>> Begin

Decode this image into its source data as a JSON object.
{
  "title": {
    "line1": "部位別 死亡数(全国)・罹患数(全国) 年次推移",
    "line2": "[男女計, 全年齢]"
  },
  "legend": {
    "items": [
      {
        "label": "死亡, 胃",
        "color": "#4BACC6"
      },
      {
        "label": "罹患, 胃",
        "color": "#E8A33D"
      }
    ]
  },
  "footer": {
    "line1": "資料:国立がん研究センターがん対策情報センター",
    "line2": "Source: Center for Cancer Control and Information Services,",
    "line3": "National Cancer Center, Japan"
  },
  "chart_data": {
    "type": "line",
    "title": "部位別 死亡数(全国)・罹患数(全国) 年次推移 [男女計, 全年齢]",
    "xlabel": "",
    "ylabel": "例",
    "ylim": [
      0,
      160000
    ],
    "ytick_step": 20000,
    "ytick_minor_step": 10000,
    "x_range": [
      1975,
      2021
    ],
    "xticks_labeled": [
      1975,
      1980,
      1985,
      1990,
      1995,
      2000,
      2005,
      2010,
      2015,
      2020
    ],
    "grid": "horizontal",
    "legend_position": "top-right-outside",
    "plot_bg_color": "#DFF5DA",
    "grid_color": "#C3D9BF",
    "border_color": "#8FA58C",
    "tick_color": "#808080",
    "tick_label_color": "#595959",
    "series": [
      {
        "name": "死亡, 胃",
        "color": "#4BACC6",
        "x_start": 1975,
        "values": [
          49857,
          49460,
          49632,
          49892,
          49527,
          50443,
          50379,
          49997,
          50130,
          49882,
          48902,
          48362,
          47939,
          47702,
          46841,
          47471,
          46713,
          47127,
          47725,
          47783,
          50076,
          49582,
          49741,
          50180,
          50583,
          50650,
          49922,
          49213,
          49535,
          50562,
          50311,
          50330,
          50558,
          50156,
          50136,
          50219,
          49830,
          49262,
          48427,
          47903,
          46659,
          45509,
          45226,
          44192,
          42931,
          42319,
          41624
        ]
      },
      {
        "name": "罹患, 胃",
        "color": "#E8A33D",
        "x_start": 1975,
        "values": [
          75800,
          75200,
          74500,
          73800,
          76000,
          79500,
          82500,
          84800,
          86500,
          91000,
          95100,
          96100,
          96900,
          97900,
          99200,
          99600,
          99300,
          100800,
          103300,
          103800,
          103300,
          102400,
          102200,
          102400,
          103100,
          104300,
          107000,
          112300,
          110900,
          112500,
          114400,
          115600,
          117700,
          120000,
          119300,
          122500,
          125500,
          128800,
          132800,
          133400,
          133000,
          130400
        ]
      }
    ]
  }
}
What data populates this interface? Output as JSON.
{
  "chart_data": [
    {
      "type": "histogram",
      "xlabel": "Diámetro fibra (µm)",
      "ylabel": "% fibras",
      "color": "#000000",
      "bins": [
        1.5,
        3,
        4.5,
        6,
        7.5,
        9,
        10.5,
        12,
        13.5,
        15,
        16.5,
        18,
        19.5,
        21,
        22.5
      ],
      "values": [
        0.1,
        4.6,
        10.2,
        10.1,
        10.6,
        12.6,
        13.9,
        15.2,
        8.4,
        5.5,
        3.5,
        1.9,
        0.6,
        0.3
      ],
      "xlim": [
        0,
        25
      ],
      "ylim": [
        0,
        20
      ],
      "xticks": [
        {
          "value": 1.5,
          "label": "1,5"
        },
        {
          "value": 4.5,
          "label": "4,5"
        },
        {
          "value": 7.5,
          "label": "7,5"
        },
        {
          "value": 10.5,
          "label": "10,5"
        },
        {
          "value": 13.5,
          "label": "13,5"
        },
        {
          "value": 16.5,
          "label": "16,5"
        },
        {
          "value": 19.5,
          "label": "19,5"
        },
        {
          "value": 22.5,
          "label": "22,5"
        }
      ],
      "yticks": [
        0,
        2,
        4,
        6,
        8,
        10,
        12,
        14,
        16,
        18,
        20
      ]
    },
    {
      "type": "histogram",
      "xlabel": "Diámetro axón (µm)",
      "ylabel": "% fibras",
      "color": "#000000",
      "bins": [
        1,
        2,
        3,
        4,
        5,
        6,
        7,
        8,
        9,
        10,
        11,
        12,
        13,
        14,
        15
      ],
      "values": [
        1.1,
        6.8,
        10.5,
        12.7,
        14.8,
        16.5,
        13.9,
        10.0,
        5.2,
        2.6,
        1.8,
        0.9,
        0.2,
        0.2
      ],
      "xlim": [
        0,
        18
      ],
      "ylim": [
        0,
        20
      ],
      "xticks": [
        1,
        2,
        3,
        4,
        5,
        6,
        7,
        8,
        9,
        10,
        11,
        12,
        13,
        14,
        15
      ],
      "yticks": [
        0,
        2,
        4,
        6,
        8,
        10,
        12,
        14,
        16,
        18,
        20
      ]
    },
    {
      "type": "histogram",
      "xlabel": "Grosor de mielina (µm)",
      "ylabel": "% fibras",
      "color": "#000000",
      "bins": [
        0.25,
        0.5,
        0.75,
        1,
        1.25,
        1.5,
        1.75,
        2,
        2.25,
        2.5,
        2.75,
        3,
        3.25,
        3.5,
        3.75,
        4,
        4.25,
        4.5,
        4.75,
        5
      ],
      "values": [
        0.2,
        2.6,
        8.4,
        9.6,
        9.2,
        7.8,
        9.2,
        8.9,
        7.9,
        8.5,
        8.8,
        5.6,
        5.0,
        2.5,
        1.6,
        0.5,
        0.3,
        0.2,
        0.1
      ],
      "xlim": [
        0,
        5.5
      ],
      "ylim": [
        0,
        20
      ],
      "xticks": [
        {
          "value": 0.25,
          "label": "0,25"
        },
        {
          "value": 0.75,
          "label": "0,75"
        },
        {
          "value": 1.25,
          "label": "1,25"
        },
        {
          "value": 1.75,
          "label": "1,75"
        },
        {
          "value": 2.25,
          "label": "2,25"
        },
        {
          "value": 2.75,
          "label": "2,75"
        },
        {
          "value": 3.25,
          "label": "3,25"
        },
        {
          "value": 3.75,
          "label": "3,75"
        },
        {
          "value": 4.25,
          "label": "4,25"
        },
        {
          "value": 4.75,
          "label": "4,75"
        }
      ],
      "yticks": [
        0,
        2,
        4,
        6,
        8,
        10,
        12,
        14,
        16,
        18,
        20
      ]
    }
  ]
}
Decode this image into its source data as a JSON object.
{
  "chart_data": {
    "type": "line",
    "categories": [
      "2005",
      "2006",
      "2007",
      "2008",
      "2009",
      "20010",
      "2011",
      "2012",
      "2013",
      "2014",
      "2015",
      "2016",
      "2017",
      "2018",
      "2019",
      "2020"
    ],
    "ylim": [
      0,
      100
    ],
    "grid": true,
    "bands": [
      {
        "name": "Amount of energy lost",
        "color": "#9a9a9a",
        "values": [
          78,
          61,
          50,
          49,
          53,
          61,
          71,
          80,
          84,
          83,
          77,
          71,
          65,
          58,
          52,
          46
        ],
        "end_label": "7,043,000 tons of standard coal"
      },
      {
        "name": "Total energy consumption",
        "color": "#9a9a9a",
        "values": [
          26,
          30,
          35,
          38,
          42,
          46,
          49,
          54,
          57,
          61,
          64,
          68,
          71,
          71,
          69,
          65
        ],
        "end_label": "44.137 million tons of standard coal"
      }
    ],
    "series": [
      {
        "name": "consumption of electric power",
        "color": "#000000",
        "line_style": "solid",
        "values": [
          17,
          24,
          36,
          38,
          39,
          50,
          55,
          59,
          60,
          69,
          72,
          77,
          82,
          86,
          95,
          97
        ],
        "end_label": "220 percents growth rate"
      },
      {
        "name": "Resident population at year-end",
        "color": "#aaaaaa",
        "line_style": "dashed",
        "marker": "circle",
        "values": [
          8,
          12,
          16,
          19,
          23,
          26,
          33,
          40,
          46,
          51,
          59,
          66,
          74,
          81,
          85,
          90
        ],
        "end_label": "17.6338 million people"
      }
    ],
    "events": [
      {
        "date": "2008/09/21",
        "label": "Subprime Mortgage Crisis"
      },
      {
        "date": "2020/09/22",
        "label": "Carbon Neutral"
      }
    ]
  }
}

>> End

Review the material and copy each line in which the word "Center" appears.

    "line2": "Source: Center for Cancer Control and Information Services,",
    "line3": "National Cancer Center, Japan"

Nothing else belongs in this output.